For each line of the data below that holds "output", copy the line.

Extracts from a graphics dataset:
###

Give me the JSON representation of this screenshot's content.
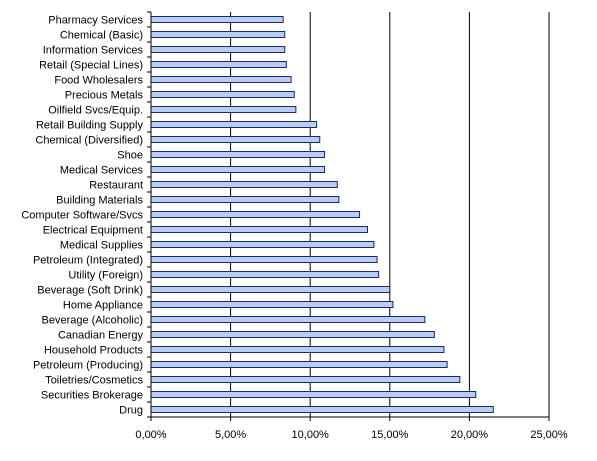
{
  "chart_data": {
    "type": "bar",
    "orientation": "horizontal",
    "categories": [
      "Pharmacy Services",
      "Chemical (Basic)",
      "Information Services",
      "Retail (Special Lines)",
      "Food Wholesalers",
      "Precious Metals",
      "Oilfield Svcs/Equip.",
      "Retail Building Supply",
      "Chemical (Diversified)",
      "Shoe",
      "Medical Services",
      "Restaurant",
      "Building Materials",
      "Computer Software/Svcs",
      "Electrical Equipment",
      "Medical Supplies",
      "Petroleum (Integrated)",
      "Utility (Foreign)",
      "Beverage (Soft Drink)",
      "Home Appliance",
      "Beverage (Alcoholic)",
      "Canadian Energy",
      "Household Products",
      "Petroleum (Producing)",
      "Toiletries/Cosmetics",
      "Securities Brokerage",
      "Drug"
    ],
    "values": [
      0.083,
      0.084,
      0.084,
      0.085,
      0.088,
      0.09,
      0.091,
      0.104,
      0.106,
      0.109,
      0.109,
      0.117,
      0.118,
      0.131,
      0.136,
      0.14,
      0.142,
      0.143,
      0.15,
      0.152,
      0.172,
      0.178,
      0.184,
      0.186,
      0.194,
      0.204,
      0.215
    ],
    "xlim": [
      0,
      0.25
    ],
    "x_ticks": [
      0,
      0.05,
      0.1,
      0.15,
      0.2,
      0.25
    ],
    "x_tick_labels": [
      "0,00%",
      "5,00%",
      "10,00%",
      "15,00%",
      "20,00%",
      "25,00%"
    ],
    "grid": "vertical major gridlines",
    "colors": {
      "bar_fill": "#b9cdf0",
      "bar_stroke": "#1a2a66",
      "grid": "#000000"
    }
  }
}
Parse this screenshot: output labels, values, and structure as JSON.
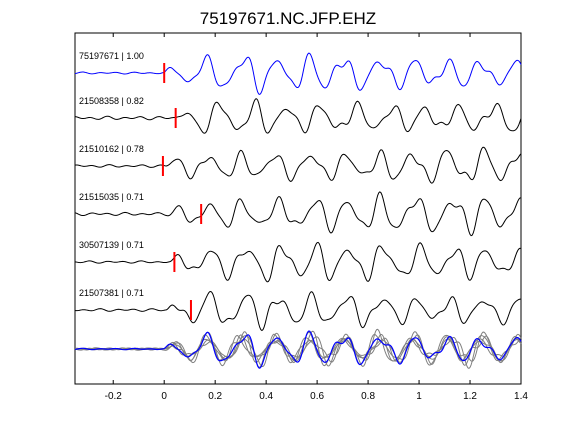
{
  "chart_data": {
    "type": "line",
    "title": "75197671.NC.JFP.EHZ",
    "xlabel": "",
    "ylabel": "",
    "xlim": [
      -0.35,
      1.4
    ],
    "xticks": [
      -0.2,
      0,
      0.2,
      0.4,
      0.6,
      0.8,
      1,
      1.2,
      1.4
    ],
    "xtick_labels": [
      "-0.2",
      "0",
      "0.2",
      "0.4",
      "0.6",
      "0.8",
      "1",
      "1.2",
      "1.4"
    ],
    "grid": false,
    "legend": "none",
    "colors": {
      "reference": "#0000ff",
      "trace": "#000000",
      "overlay": "#808080",
      "pick": "#ff0000"
    },
    "traces": [
      {
        "label": "75197671 | 1.00",
        "pick_time": 0.0,
        "shift": 0.0,
        "color": "#0000ff",
        "noise": 0.05
      },
      {
        "label": "21508358 | 0.82",
        "pick_time": 0.045,
        "shift": 0.045,
        "color": "#000000",
        "noise": 0.09
      },
      {
        "label": "21510162 | 0.78",
        "pick_time": -0.005,
        "shift": 0.0,
        "color": "#000000",
        "noise": 0.07
      },
      {
        "label": "21515035 | 0.71",
        "pick_time": 0.145,
        "shift": 0.01,
        "color": "#000000",
        "noise": 0.08
      },
      {
        "label": "30507139 | 0.71",
        "pick_time": 0.04,
        "shift": 0.02,
        "color": "#000000",
        "noise": 0.06
      },
      {
        "label": "21507381 | 0.71",
        "pick_time": 0.105,
        "shift": 0.01,
        "color": "#000000",
        "noise": 0.07
      }
    ],
    "overlay_stack": true
  }
}
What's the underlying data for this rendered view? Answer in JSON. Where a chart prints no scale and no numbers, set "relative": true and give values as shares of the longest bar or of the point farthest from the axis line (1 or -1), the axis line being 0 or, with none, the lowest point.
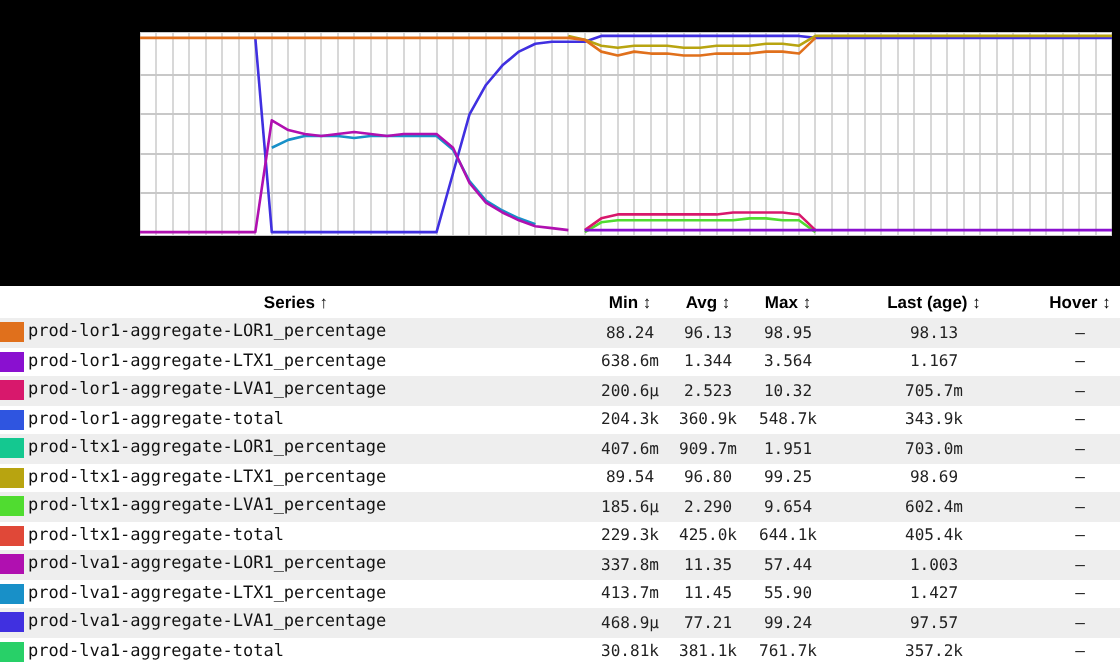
{
  "chart_data": {
    "type": "line",
    "relative": true,
    "grid": true,
    "legend": "bottom",
    "categories": [
      null,
      null,
      null,
      null,
      null,
      null,
      null,
      null,
      null,
      null,
      null,
      null,
      null,
      null,
      null,
      null,
      null,
      null,
      null,
      null,
      null,
      null,
      null,
      null,
      null,
      null,
      null,
      null,
      null,
      null,
      null,
      null,
      null,
      null,
      null,
      null,
      null,
      null,
      null,
      null,
      null,
      null,
      null,
      null,
      null,
      null,
      null,
      null,
      null,
      null,
      null,
      null,
      null,
      null,
      null,
      null,
      null,
      null,
      null,
      null
    ],
    "series": [
      {
        "name": "prod-lor1-aggregate-LOR1_percentage",
        "color": "#e0701c",
        "values": [
          0.99,
          0.99,
          0.99,
          0.99,
          0.99,
          0.99,
          0.99,
          0.99,
          0.99,
          0.99,
          0.99,
          0.99,
          0.99,
          0.99,
          0.99,
          0.99,
          0.99,
          0.99,
          0.99,
          0.99,
          0.99,
          0.99,
          0.99,
          0.99,
          0.99,
          0.99,
          0.99,
          0.98,
          0.92,
          0.9,
          0.92,
          0.91,
          0.91,
          0.9,
          0.9,
          0.91,
          0.91,
          0.91,
          0.92,
          0.92,
          0.91,
          0.99,
          null,
          null,
          null,
          null,
          null,
          null,
          null,
          null,
          null,
          null,
          null,
          null,
          null,
          null,
          null,
          null,
          null,
          null
        ]
      },
      {
        "name": "prod-lor1-aggregate-LTX1_percentage",
        "color": "#8a10d0",
        "values": [
          null,
          null,
          null,
          null,
          null,
          null,
          null,
          null,
          null,
          null,
          null,
          null,
          null,
          null,
          null,
          null,
          null,
          null,
          null,
          null,
          null,
          null,
          null,
          null,
          null,
          null,
          null,
          0.01,
          0.01,
          0.01,
          0.01,
          0.01,
          0.01,
          0.01,
          0.01,
          0.01,
          0.01,
          0.01,
          0.01,
          0.01,
          0.01,
          0.01,
          0.01,
          0.01,
          0.01,
          0.01,
          0.01,
          0.01,
          0.01,
          0.01,
          0.01,
          0.01,
          0.01,
          0.01,
          0.01,
          0.01,
          0.01,
          0.01,
          0.01,
          0.01
        ]
      },
      {
        "name": "prod-lor1-aggregate-LVA1_percentage",
        "color": "#d8186c",
        "values": [
          null,
          null,
          null,
          null,
          null,
          null,
          null,
          null,
          null,
          null,
          null,
          null,
          null,
          null,
          null,
          null,
          null,
          null,
          null,
          null,
          null,
          null,
          null,
          null,
          null,
          null,
          null,
          0.01,
          0.07,
          0.09,
          0.09,
          0.09,
          0.09,
          0.09,
          0.09,
          0.09,
          0.1,
          0.1,
          0.1,
          0.1,
          0.09,
          0.01,
          null,
          null,
          null,
          null,
          null,
          null,
          null,
          null,
          null,
          null,
          null,
          null,
          null,
          null,
          null,
          null,
          null,
          null
        ]
      },
      {
        "name": "prod-lor1-aggregate-total",
        "color": "#2f55e0",
        "values": [
          null,
          null,
          null,
          null,
          null,
          null,
          null,
          null,
          null,
          null,
          null,
          null,
          null,
          null,
          null,
          null,
          null,
          null,
          null,
          null,
          null,
          null,
          null,
          null,
          null,
          null,
          null,
          null,
          null,
          null,
          null,
          null,
          null,
          null,
          null,
          null,
          null,
          null,
          null,
          null,
          null,
          null,
          null,
          null,
          null,
          null,
          null,
          null,
          null,
          null,
          null,
          null,
          null,
          null,
          null,
          null,
          null,
          null,
          null,
          null
        ]
      },
      {
        "name": "prod-ltx1-aggregate-LOR1_percentage",
        "color": "#14c890",
        "values": [
          null,
          null,
          null,
          null,
          null,
          null,
          null,
          null,
          null,
          null,
          null,
          null,
          null,
          null,
          null,
          null,
          null,
          null,
          null,
          null,
          null,
          null,
          null,
          null,
          null,
          null,
          null,
          null,
          null,
          null,
          null,
          null,
          null,
          null,
          null,
          null,
          null,
          null,
          null,
          null,
          null,
          null,
          null,
          null,
          null,
          null,
          null,
          null,
          null,
          null,
          null,
          null,
          null,
          null,
          null,
          null,
          null,
          null,
          null,
          null
        ]
      },
      {
        "name": "prod-ltx1-aggregate-LTX1_percentage",
        "color": "#b8a410",
        "values": [
          null,
          null,
          null,
          null,
          null,
          null,
          null,
          null,
          null,
          null,
          null,
          null,
          null,
          null,
          null,
          null,
          null,
          null,
          null,
          null,
          null,
          null,
          null,
          null,
          null,
          null,
          1,
          0.98,
          0.95,
          0.94,
          0.95,
          0.95,
          0.95,
          0.94,
          0.94,
          0.95,
          0.95,
          0.95,
          0.96,
          0.96,
          0.95,
          1,
          1,
          1,
          1,
          1,
          1,
          1,
          1,
          1,
          1,
          1,
          1,
          1,
          1,
          1,
          1,
          1,
          1,
          1
        ]
      },
      {
        "name": "prod-ltx1-aggregate-LVA1_percentage",
        "color": "#50dc30",
        "values": [
          null,
          null,
          null,
          null,
          null,
          null,
          null,
          null,
          null,
          null,
          null,
          null,
          null,
          null,
          null,
          null,
          null,
          null,
          null,
          null,
          null,
          null,
          null,
          null,
          null,
          null,
          null,
          0,
          0.05,
          0.06,
          0.06,
          0.06,
          0.06,
          0.06,
          0.06,
          0.06,
          0.06,
          0.07,
          0.07,
          0.06,
          0.06,
          0,
          null,
          null,
          null,
          null,
          null,
          null,
          null,
          null,
          null,
          null,
          null,
          null,
          null,
          null,
          null,
          null,
          null,
          null
        ]
      },
      {
        "name": "prod-ltx1-aggregate-total",
        "color": "#e04838",
        "values": [
          null,
          null,
          null,
          null,
          null,
          null,
          null,
          null,
          null,
          null,
          null,
          null,
          null,
          null,
          null,
          null,
          null,
          null,
          null,
          null,
          null,
          null,
          null,
          null,
          null,
          null,
          null,
          null,
          null,
          null,
          null,
          null,
          null,
          null,
          null,
          null,
          null,
          null,
          null,
          null,
          null,
          null,
          null,
          null,
          null,
          null,
          null,
          null,
          null,
          null,
          null,
          null,
          null,
          null,
          null,
          null,
          null,
          null,
          null,
          null
        ]
      },
      {
        "name": "prod-lva1-aggregate-LOR1_percentage",
        "color": "#b010b0",
        "values": [
          0,
          0,
          0,
          0,
          0,
          0,
          0,
          0,
          0.57,
          0.52,
          0.5,
          0.49,
          0.5,
          0.51,
          0.5,
          0.49,
          0.5,
          0.5,
          0.5,
          0.43,
          0.25,
          0.15,
          0.1,
          0.06,
          0.03,
          0.02,
          0.01,
          null,
          null,
          null,
          null,
          null,
          null,
          null,
          null,
          null,
          null,
          null,
          null,
          null,
          null,
          null,
          null,
          null,
          null,
          null,
          null,
          null,
          null,
          null,
          null,
          null,
          null,
          null,
          null,
          null,
          null,
          null,
          null,
          null
        ]
      },
      {
        "name": "prod-lva1-aggregate-LTX1_percentage",
        "color": "#1890c8",
        "values": [
          null,
          null,
          null,
          null,
          null,
          null,
          null,
          null,
          0.43,
          0.47,
          0.49,
          0.49,
          0.49,
          0.48,
          0.49,
          0.49,
          0.49,
          0.49,
          0.49,
          0.42,
          0.26,
          0.16,
          0.11,
          0.07,
          0.04,
          null,
          null,
          null,
          null,
          null,
          null,
          null,
          null,
          null,
          null,
          null,
          null,
          null,
          null,
          null,
          null,
          null,
          null,
          null,
          null,
          null,
          null,
          null,
          null,
          null,
          null,
          null,
          null,
          null,
          null,
          null,
          null,
          null,
          null,
          null
        ]
      },
      {
        "name": "prod-lva1-aggregate-LVA1_percentage",
        "color": "#4030e0",
        "values": [
          null,
          null,
          null,
          null,
          null,
          null,
          null,
          0.99,
          0,
          0,
          0,
          0,
          0,
          0,
          0,
          0,
          0,
          0,
          0,
          0.3,
          0.6,
          0.75,
          0.85,
          0.92,
          0.96,
          0.97,
          0.97,
          0.97,
          1,
          1,
          1,
          1,
          1,
          1,
          1,
          1,
          1,
          1,
          1,
          1,
          1,
          0.99,
          0.99,
          0.99,
          0.99,
          0.99,
          0.99,
          0.99,
          0.99,
          0.99,
          0.99,
          0.99,
          0.99,
          0.99,
          0.99,
          0.99,
          0.99,
          0.99,
          0.99,
          0.99
        ]
      },
      {
        "name": "prod-lva1-aggregate-total",
        "color": "#28d068",
        "values": [
          null,
          null,
          null,
          null,
          null,
          null,
          null,
          null,
          null,
          null,
          null,
          null,
          null,
          null,
          null,
          null,
          null,
          null,
          null,
          null,
          null,
          null,
          null,
          null,
          null,
          null,
          null,
          null,
          null,
          null,
          null,
          null,
          null,
          null,
          null,
          null,
          null,
          null,
          null,
          null,
          null,
          null,
          null,
          null,
          null,
          null,
          null,
          null,
          null,
          null,
          null,
          null,
          null,
          null,
          null,
          null,
          null,
          null,
          null,
          null
        ]
      }
    ],
    "annotations": [
      "Series ↑",
      "Min ↕",
      "Avg ↕",
      "Max ↕",
      "Last (age) ↕",
      "Hover ↕",
      "88.24",
      "96.13",
      "98.95",
      "98.13",
      "—",
      "638.6m",
      "1.344",
      "3.564",
      "1.167",
      "—",
      "200.6μ",
      "2.523",
      "10.32",
      "705.7m",
      "—",
      "204.3k",
      "360.9k",
      "548.7k",
      "343.9k",
      "—",
      "407.6m",
      "909.7m",
      "1.951",
      "703.0m",
      "—",
      "89.54",
      "96.80",
      "99.25",
      "98.69",
      "—",
      "185.6μ",
      "2.290",
      "9.654",
      "602.4m",
      "—",
      "229.3k",
      "425.0k",
      "644.1k",
      "405.4k",
      "—",
      "337.8m",
      "11.35",
      "57.44",
      "1.003",
      "—",
      "413.7m",
      "11.45",
      "55.90",
      "1.427",
      "—",
      "468.9μ",
      "77.21",
      "99.24",
      "97.57",
      "—",
      "30.81k",
      "381.1k",
      "761.7k",
      "357.2k",
      "—"
    ]
  }
}
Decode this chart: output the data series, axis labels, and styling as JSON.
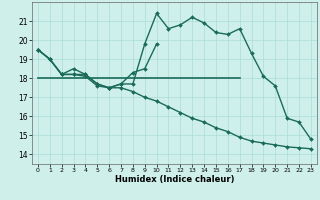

###

Solution for this problem:
Parse this screenshot: output labels, values, and structure as JSON.
Decode this chart: output the data series, axis labels, and styling as JSON.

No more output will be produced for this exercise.